■ **Brief**
Among the lines below, list those containing the string "this".

■ **Extracted records**

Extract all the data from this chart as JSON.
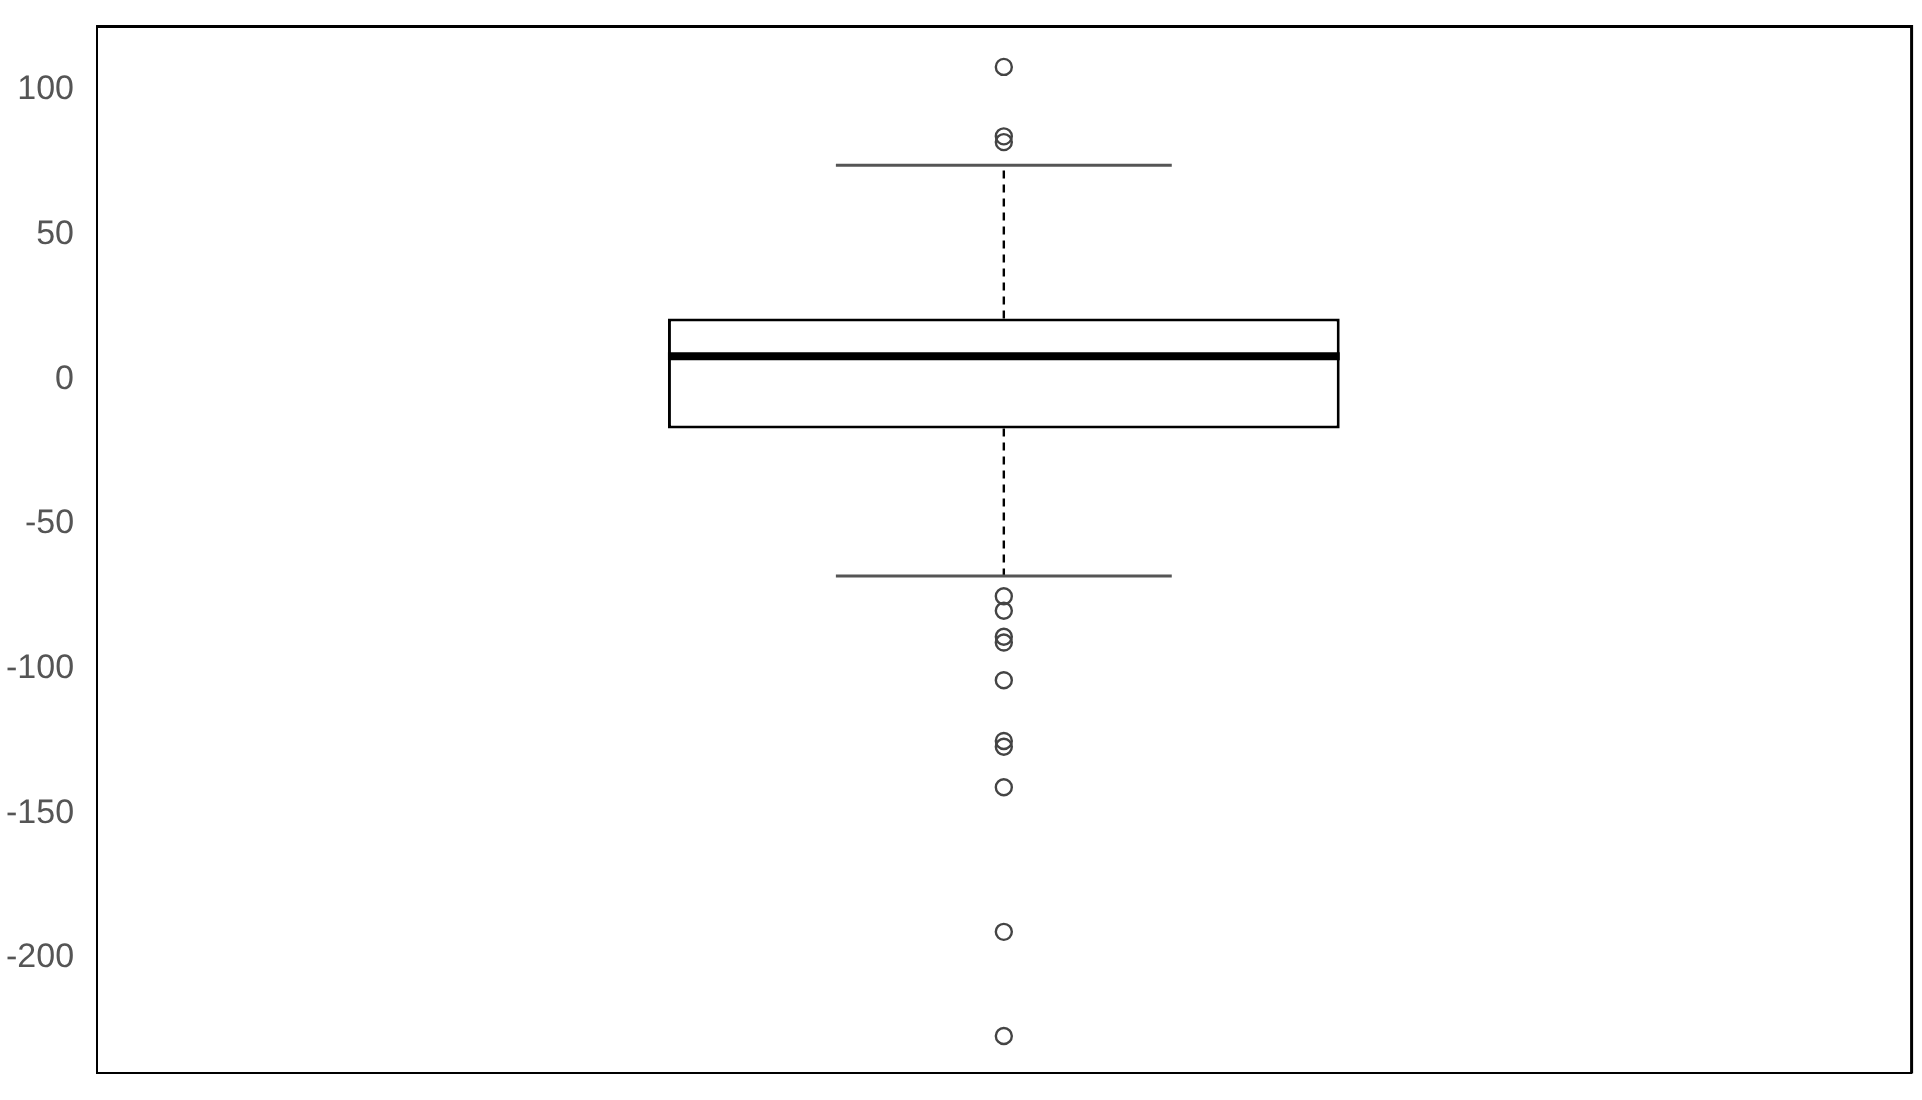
{
  "chart_data": {
    "type": "box",
    "categories": [
      null
    ],
    "boxes": [
      {
        "low": -68,
        "q1": -17,
        "median": 8,
        "q3": 21,
        "high": 74,
        "outliers": [
          108,
          84,
          82,
          -75,
          -80,
          -89,
          -91,
          -104,
          -125,
          -127,
          -141,
          -191,
          -227
        ]
      }
    ],
    "ylim": [
      -240,
      122
    ],
    "yticks": [
      -200,
      -150,
      -100,
      -50,
      0,
      50,
      100
    ],
    "grid": false,
    "legend": false
  }
}
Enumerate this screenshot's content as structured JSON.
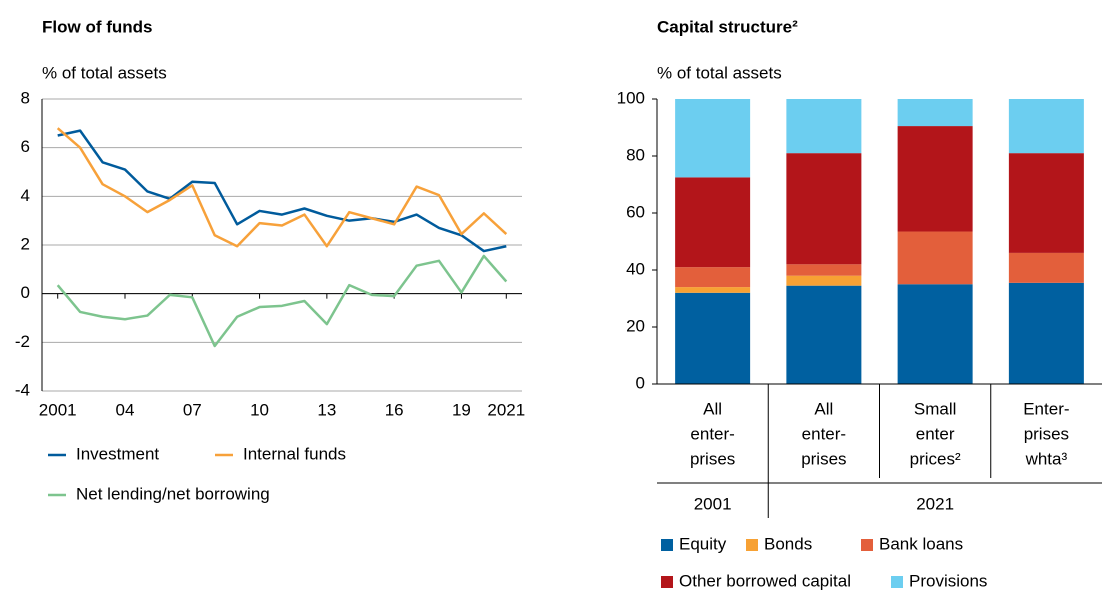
{
  "chart_data": [
    {
      "type": "line",
      "title": "Flow of funds",
      "y_label": "% of total assets",
      "x": [
        2001,
        2002,
        2003,
        2004,
        2005,
        2006,
        2007,
        2008,
        2009,
        2010,
        2011,
        2012,
        2013,
        2014,
        2015,
        2016,
        2017,
        2018,
        2019,
        2020,
        2021
      ],
      "xlim": [
        2000.3,
        2021.7
      ],
      "xticks": [
        2001,
        {
          "value": 2004,
          "label": "04"
        },
        {
          "value": 2007,
          "label": "07"
        },
        {
          "value": 2010,
          "label": "10"
        },
        {
          "value": 2013,
          "label": "13"
        },
        {
          "value": 2016,
          "label": "16"
        },
        {
          "value": 2019,
          "label": "19"
        },
        2021
      ],
      "ylim": [
        -4,
        8
      ],
      "yticks": [
        -4,
        -2,
        0,
        2,
        4,
        6,
        8
      ],
      "grid": true,
      "series": [
        {
          "name": "Investment",
          "color": "#005b9c",
          "values": [
            6.5,
            6.7,
            5.4,
            5.1,
            4.2,
            3.9,
            4.6,
            4.55,
            2.85,
            3.4,
            3.25,
            3.5,
            3.2,
            3.0,
            3.1,
            2.95,
            3.25,
            2.7,
            2.4,
            1.75,
            1.95
          ]
        },
        {
          "name": "Internal funds",
          "color": "#f7a13a",
          "values": [
            6.8,
            6.0,
            4.5,
            4.0,
            3.35,
            3.85,
            4.45,
            2.4,
            1.95,
            2.9,
            2.8,
            3.25,
            1.95,
            3.35,
            3.1,
            2.85,
            4.4,
            4.05,
            2.45,
            3.3,
            2.45
          ]
        },
        {
          "name": "Net lending/net borrowing",
          "color": "#7dc48e",
          "values": [
            0.35,
            -0.75,
            -0.95,
            -1.05,
            -0.9,
            -0.05,
            -0.15,
            -2.15,
            -0.95,
            -0.55,
            -0.5,
            -0.3,
            -1.25,
            0.35,
            -0.05,
            -0.1,
            1.15,
            1.35,
            0.05,
            1.55,
            0.5
          ]
        }
      ]
    },
    {
      "type": "stacked_bar",
      "title": "Capital structure²",
      "y_label": "% of total assets",
      "categories": [
        {
          "lines": [
            "All",
            "enter-",
            "prises"
          ],
          "group": "2001"
        },
        {
          "lines": [
            "All",
            "enter-",
            "prises"
          ],
          "group": "2021"
        },
        {
          "lines": [
            "Small",
            "enter",
            "prices²"
          ],
          "group": "2021"
        },
        {
          "lines": [
            "Enter-",
            "prises",
            "whta³"
          ],
          "group": "2021"
        }
      ],
      "ylim": [
        0,
        100
      ],
      "yticks": [
        0,
        20,
        40,
        60,
        80,
        100
      ],
      "series": [
        {
          "name": "Equity",
          "color": "#0060a0",
          "values": [
            32,
            34.5,
            35,
            35.5
          ]
        },
        {
          "name": "Bonds",
          "color": "#f7a134",
          "values": [
            2,
            3.5,
            0,
            0
          ]
        },
        {
          "name": "Bank loans",
          "color": "#e35f3b",
          "values": [
            7,
            4,
            18.5,
            10.5
          ]
        },
        {
          "name": "Other borrowed capital",
          "color": "#b3151a",
          "values": [
            31.5,
            39,
            37,
            35
          ]
        },
        {
          "name": "Provisions",
          "color": "#6ccef0",
          "values": [
            27.5,
            19,
            9.5,
            19
          ]
        }
      ]
    }
  ]
}
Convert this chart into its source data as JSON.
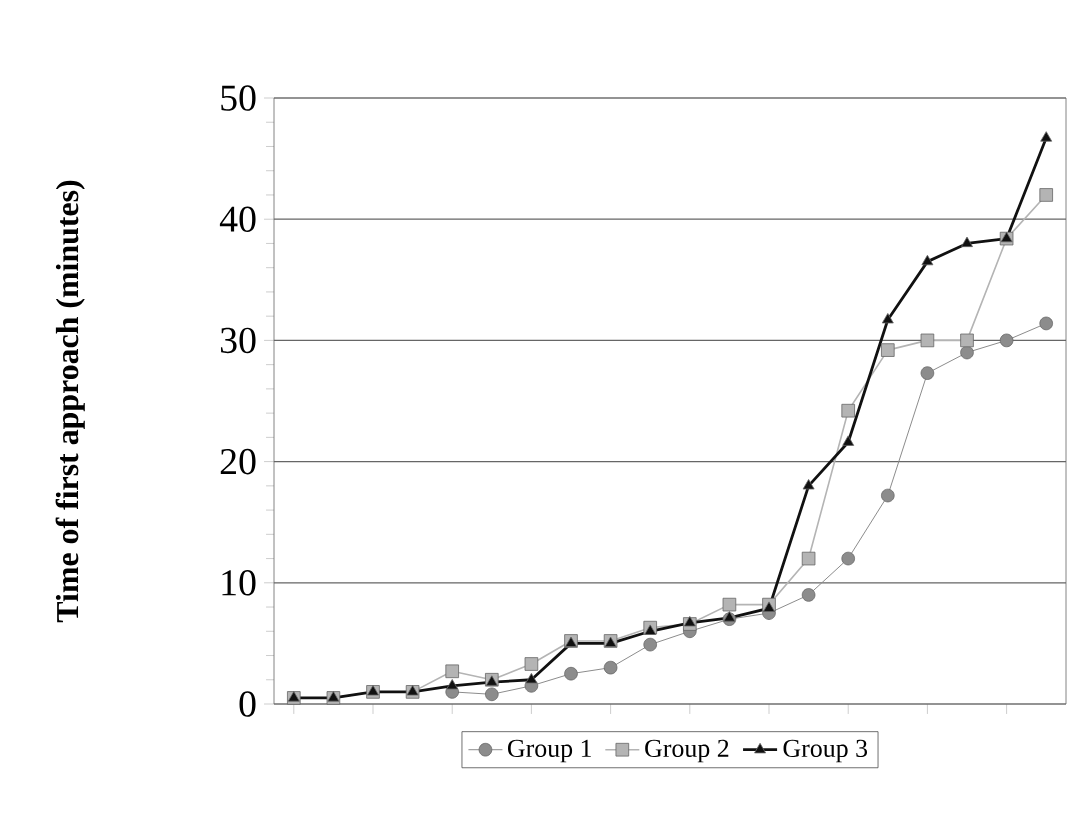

■ **Task solution**
Extract all the data from this chart as JSON.
Enumerate this screenshot's content as structured JSON.
Convert this chart into its source data as JSON.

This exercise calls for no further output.